Note each line of the listing that contains the string "start", and copy it.

● **TASK INPUTS**:
....

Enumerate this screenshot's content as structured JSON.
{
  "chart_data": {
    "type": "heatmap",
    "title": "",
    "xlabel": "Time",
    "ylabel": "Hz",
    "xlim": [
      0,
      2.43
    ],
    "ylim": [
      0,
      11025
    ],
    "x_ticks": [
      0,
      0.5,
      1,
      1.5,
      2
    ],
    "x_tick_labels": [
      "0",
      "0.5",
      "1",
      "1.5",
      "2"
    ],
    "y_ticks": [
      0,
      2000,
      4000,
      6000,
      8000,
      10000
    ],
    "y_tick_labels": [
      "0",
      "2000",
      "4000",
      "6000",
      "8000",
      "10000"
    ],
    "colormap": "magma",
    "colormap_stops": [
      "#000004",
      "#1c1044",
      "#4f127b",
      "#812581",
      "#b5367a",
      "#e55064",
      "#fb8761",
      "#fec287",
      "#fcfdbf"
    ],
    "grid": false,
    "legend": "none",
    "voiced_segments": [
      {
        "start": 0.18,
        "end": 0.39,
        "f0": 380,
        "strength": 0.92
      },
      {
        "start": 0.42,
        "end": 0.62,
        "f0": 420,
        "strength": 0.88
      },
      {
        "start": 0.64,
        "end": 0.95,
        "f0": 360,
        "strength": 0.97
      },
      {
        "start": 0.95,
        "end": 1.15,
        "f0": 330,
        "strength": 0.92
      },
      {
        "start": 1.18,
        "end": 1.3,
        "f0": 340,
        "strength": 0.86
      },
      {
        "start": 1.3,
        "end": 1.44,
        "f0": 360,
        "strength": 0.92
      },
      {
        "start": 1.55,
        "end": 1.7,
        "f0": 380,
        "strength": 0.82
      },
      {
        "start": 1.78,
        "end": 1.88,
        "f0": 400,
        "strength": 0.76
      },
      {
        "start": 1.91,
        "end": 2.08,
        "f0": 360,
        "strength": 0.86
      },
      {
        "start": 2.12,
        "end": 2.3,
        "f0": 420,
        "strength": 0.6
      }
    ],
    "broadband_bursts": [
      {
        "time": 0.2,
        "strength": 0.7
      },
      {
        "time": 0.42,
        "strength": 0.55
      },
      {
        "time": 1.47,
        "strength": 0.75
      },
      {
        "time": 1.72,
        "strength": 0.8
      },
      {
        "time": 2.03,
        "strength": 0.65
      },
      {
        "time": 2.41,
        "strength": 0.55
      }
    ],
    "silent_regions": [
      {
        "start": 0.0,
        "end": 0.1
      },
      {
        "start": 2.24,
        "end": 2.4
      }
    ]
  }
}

....

● **TASK RESPONSE**:
        "start": 0.18,
        "start": 0.42,
        "start": 0.64,
        "start": 0.95,
        "start": 1.18,
        "start": 1.3,
        "start": 1.55,
        "start": 1.78,
        "start": 1.91,
        "start": 2.12,
        "start": 0.0,
        "start": 2.24,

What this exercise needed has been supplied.